- **EXCERPTED DATA**
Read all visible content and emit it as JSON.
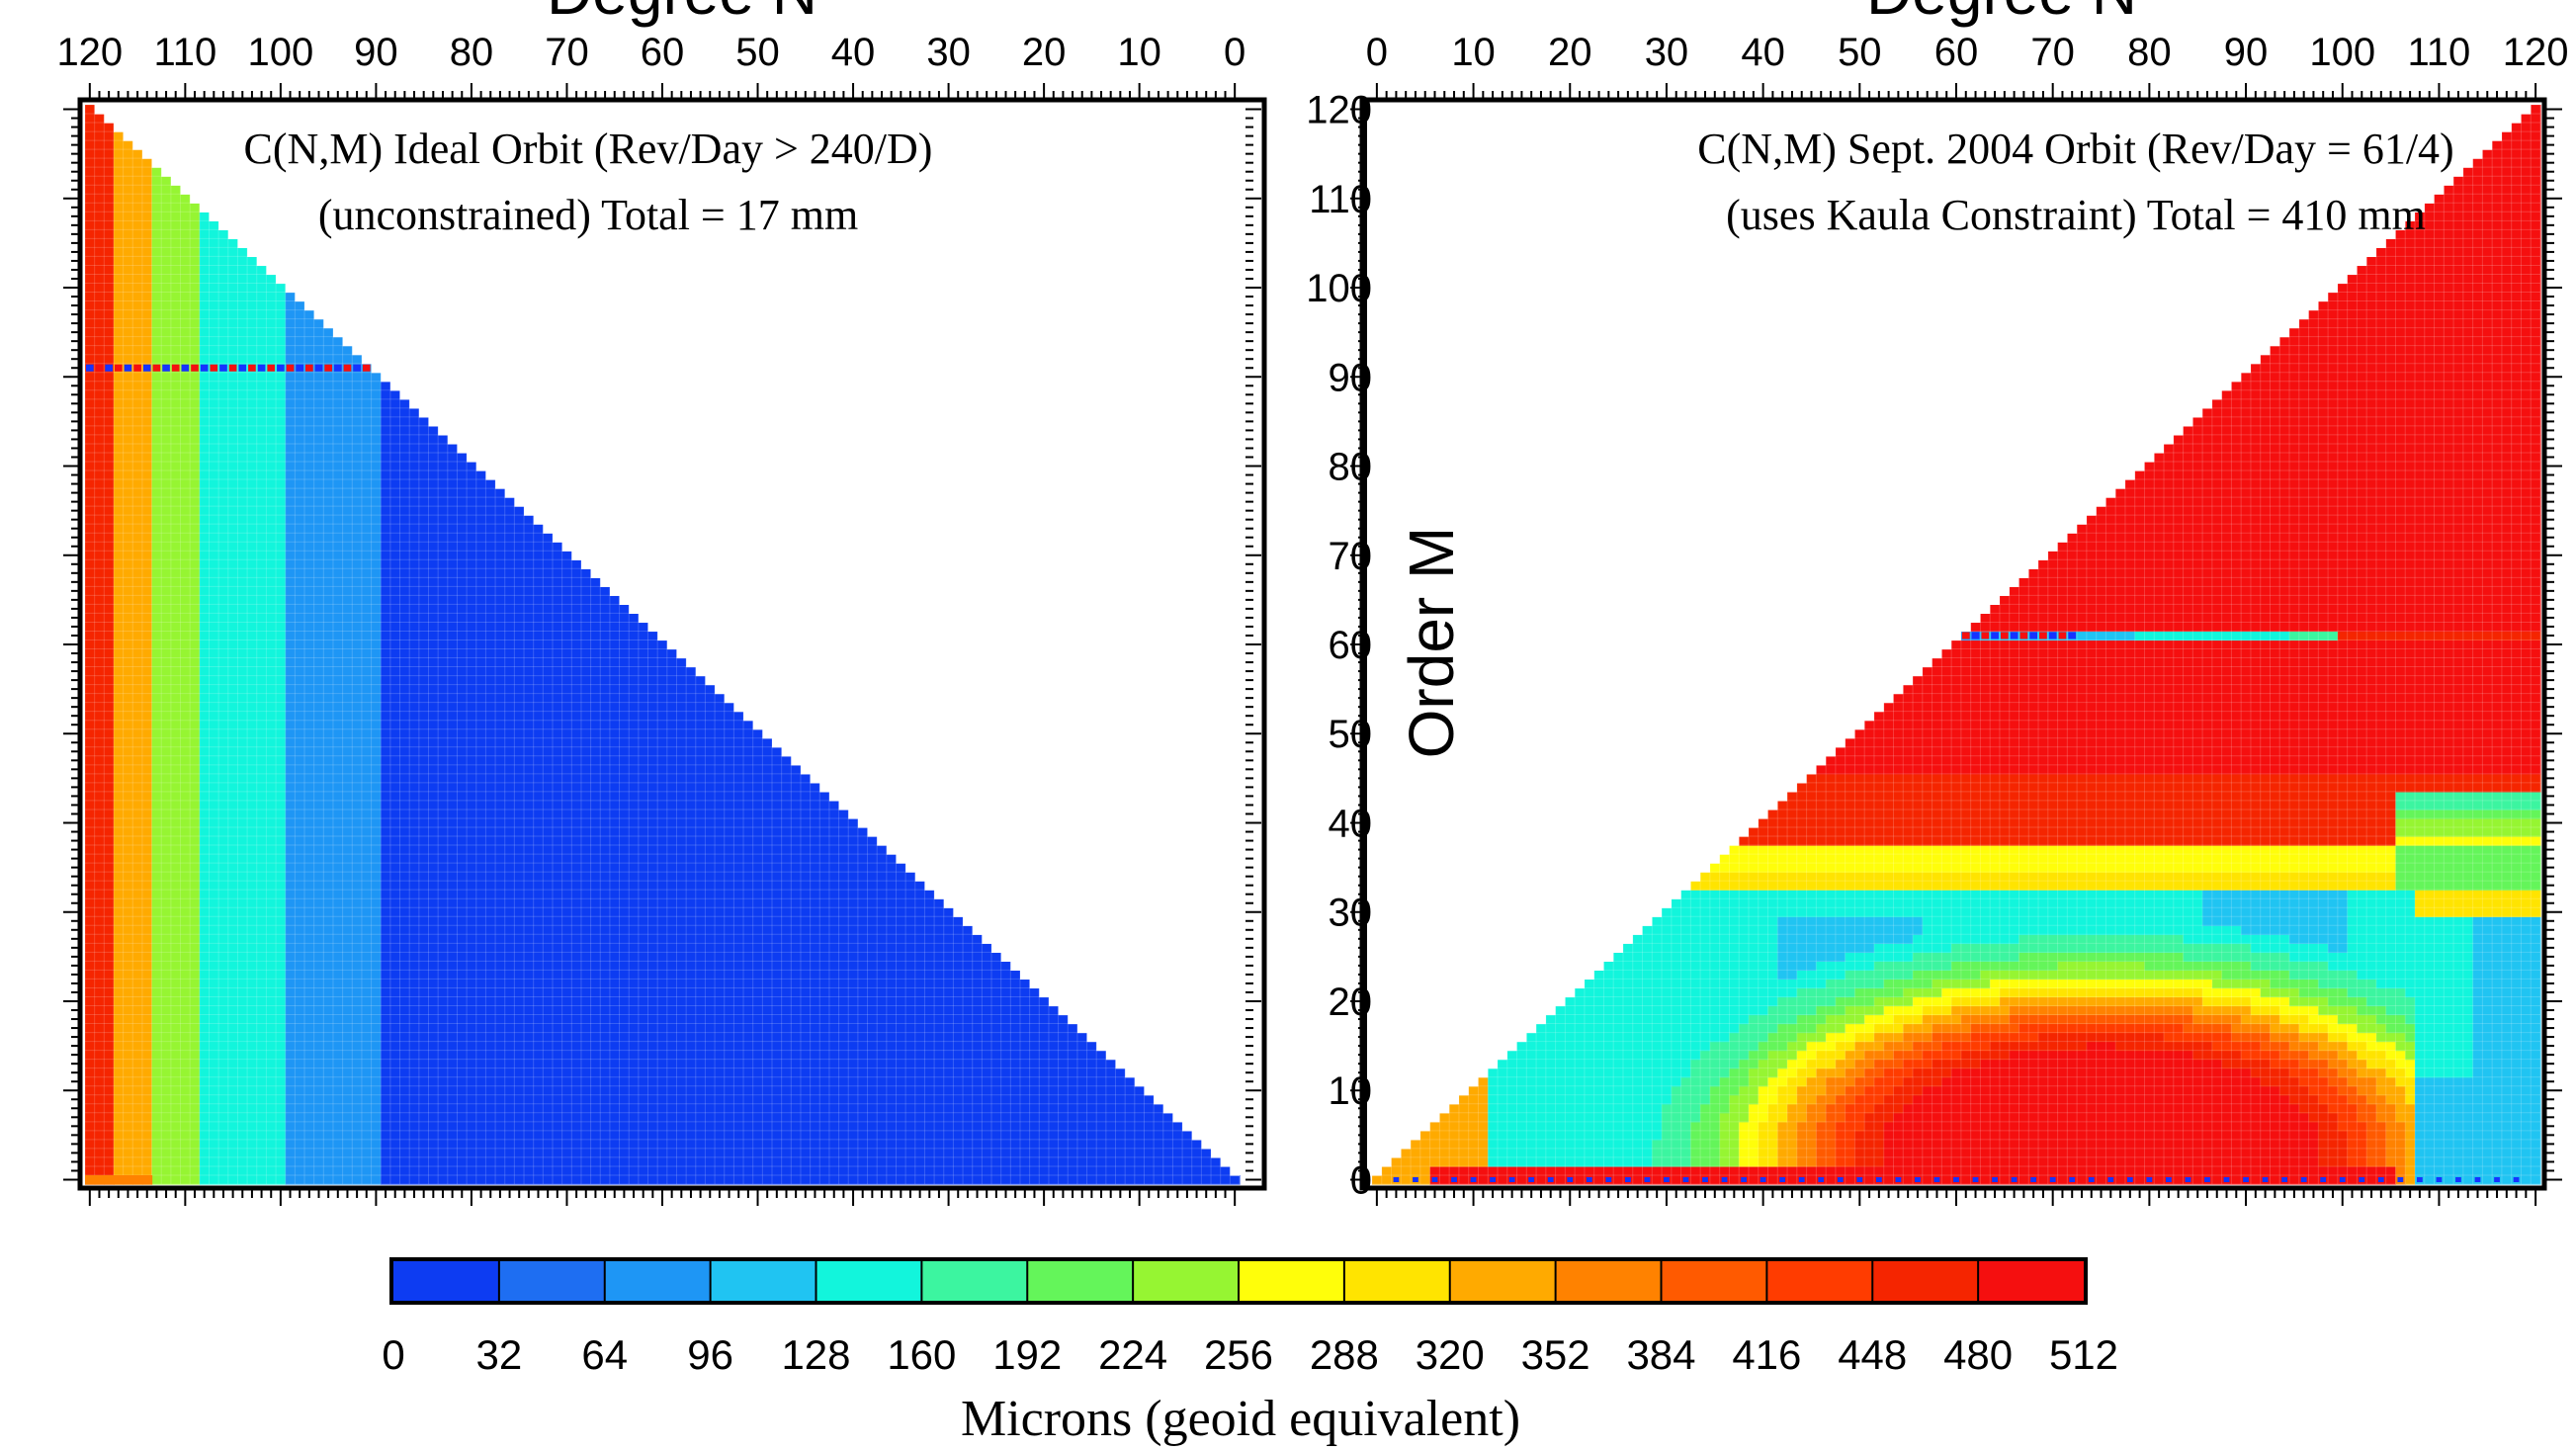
{
  "chart_data": [
    {
      "type": "heatmap",
      "name": "ideal-orbit",
      "top_axis_title": "Degree N",
      "title": "C(N,M) Ideal Orbit (Rev/Day > 240/D)",
      "subtitle": "(unconstrained) Total = 17 mm",
      "x_ticks": [
        "120",
        "110",
        "100",
        "90",
        "80",
        "70",
        "60",
        "50",
        "40",
        "30",
        "20",
        "10",
        "0"
      ],
      "x_range": [
        120,
        0
      ],
      "y_range": [
        0,
        120
      ],
      "x_axis": "degree N (reversed, 120 at left)",
      "y_axis": "order M",
      "mask": "M <= N",
      "banded_row": 91,
      "bands_by_degree": [
        {
          "from_N": 0,
          "to_N": 89,
          "value": 16
        },
        {
          "from_N": 90,
          "to_N": 99,
          "value": 80
        },
        {
          "from_N": 100,
          "to_N": 108,
          "value": 140
        },
        {
          "from_N": 109,
          "to_N": 113,
          "value": 250
        },
        {
          "from_N": 114,
          "to_N": 117,
          "value": 330
        },
        {
          "from_N": 118,
          "to_N": 120,
          "value": 470
        }
      ]
    },
    {
      "type": "heatmap",
      "name": "sept-2004-orbit",
      "top_axis_title": "Degree N",
      "title": "C(N,M) Sept. 2004 Orbit (Rev/Day = 61/4)",
      "subtitle": "(uses Kaula Constraint)  Total = 410 mm",
      "y_axis_title": "Order M",
      "x_ticks": [
        "0",
        "10",
        "20",
        "30",
        "40",
        "50",
        "60",
        "70",
        "80",
        "90",
        "100",
        "110",
        "120"
      ],
      "y_ticks": [
        "0",
        "10",
        "20",
        "30",
        "40",
        "50",
        "60",
        "70",
        "80",
        "90",
        "100",
        "110",
        "120"
      ],
      "x_range": [
        0,
        120
      ],
      "y_range": [
        0,
        120
      ],
      "mask": "M <= N",
      "banded_row": 61,
      "regions": [
        {
          "description": "M > 45",
          "value": 500
        },
        {
          "description": "resonance row M = 61",
          "value": 180
        },
        {
          "description": "band M 30-44",
          "value": 270
        },
        {
          "description": "middle M 10-29",
          "value": 150
        },
        {
          "description": "arch centered N 75, M 5-20",
          "value": 470
        },
        {
          "description": "right side N 105-120",
          "value": 150
        }
      ]
    }
  ],
  "colorbar": {
    "label": "Microns (geoid equivalent)",
    "ticks": [
      "0",
      "32",
      "64",
      "96",
      "128",
      "160",
      "192",
      "224",
      "256",
      "288",
      "320",
      "352",
      "384",
      "416",
      "448",
      "480",
      "512"
    ],
    "colors": [
      "#0d3cf2",
      "#1e6ef2",
      "#1e96f5",
      "#20c4f2",
      "#12f5dc",
      "#3cf5a0",
      "#64f55a",
      "#96f532",
      "#fffe0a",
      "#ffe400",
      "#ffaa00",
      "#ff8200",
      "#ff5a00",
      "#ff3c00",
      "#f52500",
      "#f50f0f"
    ]
  }
}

- **WRITTEN INSTRUCTION**
Copy every record above exactly, leaving out any pictures.

- **EXERCISE SOLUTION**
Read all visible content and emit it as JSON.
{
  "chart_data": [
    {
      "type": "heatmap",
      "name": "ideal-orbit",
      "top_axis_title": "Degree N",
      "title": "C(N,M) Ideal Orbit (Rev/Day > 240/D)",
      "subtitle": "(unconstrained) Total = 17 mm",
      "x_ticks": [
        "120",
        "110",
        "100",
        "90",
        "80",
        "70",
        "60",
        "50",
        "40",
        "30",
        "20",
        "10",
        "0"
      ],
      "x_range": [
        120,
        0
      ],
      "y_range": [
        0,
        120
      ],
      "x_axis": "degree N (reversed, 120 at left)",
      "y_axis": "order M",
      "mask": "M <= N",
      "banded_row": 91,
      "bands_by_degree": [
        {
          "from_N": 0,
          "to_N": 89,
          "value": 16
        },
        {
          "from_N": 90,
          "to_N": 99,
          "value": 80
        },
        {
          "from_N": 100,
          "to_N": 108,
          "value": 140
        },
        {
          "from_N": 109,
          "to_N": 113,
          "value": 250
        },
        {
          "from_N": 114,
          "to_N": 117,
          "value": 330
        },
        {
          "from_N": 118,
          "to_N": 120,
          "value": 470
        }
      ]
    },
    {
      "type": "heatmap",
      "name": "sept-2004-orbit",
      "top_axis_title": "Degree N",
      "title": "C(N,M) Sept. 2004 Orbit (Rev/Day = 61/4)",
      "subtitle": "(uses Kaula Constraint)  Total = 410 mm",
      "y_axis_title": "Order M",
      "x_ticks": [
        "0",
        "10",
        "20",
        "30",
        "40",
        "50",
        "60",
        "70",
        "80",
        "90",
        "100",
        "110",
        "120"
      ],
      "y_ticks": [
        "0",
        "10",
        "20",
        "30",
        "40",
        "50",
        "60",
        "70",
        "80",
        "90",
        "100",
        "110",
        "120"
      ],
      "x_range": [
        0,
        120
      ],
      "y_range": [
        0,
        120
      ],
      "mask": "M <= N",
      "banded_row": 61,
      "regions": [
        {
          "description": "M > 45",
          "value": 500
        },
        {
          "description": "resonance row M = 61",
          "value": 180
        },
        {
          "description": "band M 30-44",
          "value": 270
        },
        {
          "description": "middle M 10-29",
          "value": 150
        },
        {
          "description": "arch centered N 75, M 5-20",
          "value": 470
        },
        {
          "description": "right side N 105-120",
          "value": 150
        }
      ]
    }
  ],
  "colorbar": {
    "label": "Microns (geoid equivalent)",
    "ticks": [
      "0",
      "32",
      "64",
      "96",
      "128",
      "160",
      "192",
      "224",
      "256",
      "288",
      "320",
      "352",
      "384",
      "416",
      "448",
      "480",
      "512"
    ],
    "colors": [
      "#0d3cf2",
      "#1e6ef2",
      "#1e96f5",
      "#20c4f2",
      "#12f5dc",
      "#3cf5a0",
      "#64f55a",
      "#96f532",
      "#fffe0a",
      "#ffe400",
      "#ffaa00",
      "#ff8200",
      "#ff5a00",
      "#ff3c00",
      "#f52500",
      "#f50f0f"
    ]
  }
}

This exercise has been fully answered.